-- Stated problem --
Output the material word for word. Leave each picture out.

═════ Records ═════

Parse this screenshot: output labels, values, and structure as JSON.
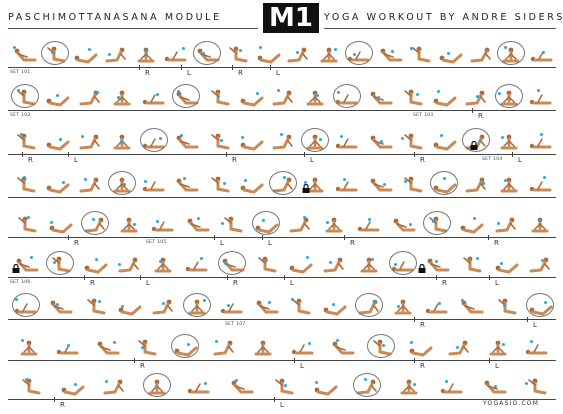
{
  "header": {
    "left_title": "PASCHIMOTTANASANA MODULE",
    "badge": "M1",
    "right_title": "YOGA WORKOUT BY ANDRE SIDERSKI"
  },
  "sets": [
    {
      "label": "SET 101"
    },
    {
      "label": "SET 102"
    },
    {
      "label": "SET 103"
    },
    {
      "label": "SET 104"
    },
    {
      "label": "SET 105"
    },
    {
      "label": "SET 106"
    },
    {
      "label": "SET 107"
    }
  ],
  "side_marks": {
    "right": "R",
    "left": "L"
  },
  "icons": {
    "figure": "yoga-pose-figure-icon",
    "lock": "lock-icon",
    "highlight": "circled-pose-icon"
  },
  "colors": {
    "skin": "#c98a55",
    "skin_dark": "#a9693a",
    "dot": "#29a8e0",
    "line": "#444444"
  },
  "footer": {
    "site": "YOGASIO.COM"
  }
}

═════

-- Exercise response --
Parse this screenshot: output labels, values, and structure as JSON.
{
  "header": {
    "left_title": "PASCHIMOTTANASANA MODULE",
    "badge": "M1",
    "right_title": "YOGA WORKOUT BY ANDRE SIDERSKI"
  },
  "sets": [
    {
      "label": "SET 101"
    },
    {
      "label": "SET 102"
    },
    {
      "label": "SET 103"
    },
    {
      "label": "SET 104"
    },
    {
      "label": "SET 105"
    },
    {
      "label": "SET 106"
    },
    {
      "label": "SET 107"
    }
  ],
  "side_marks": {
    "right": "R",
    "left": "L"
  },
  "icons": {
    "figure": "yoga-pose-figure-icon",
    "lock": "lock-icon",
    "highlight": "circled-pose-icon"
  },
  "colors": {
    "skin": "#c98a55",
    "skin_dark": "#a9693a",
    "dot": "#29a8e0",
    "line": "#444444"
  },
  "footer": {
    "site": "YOGASIO.COM"
  }
}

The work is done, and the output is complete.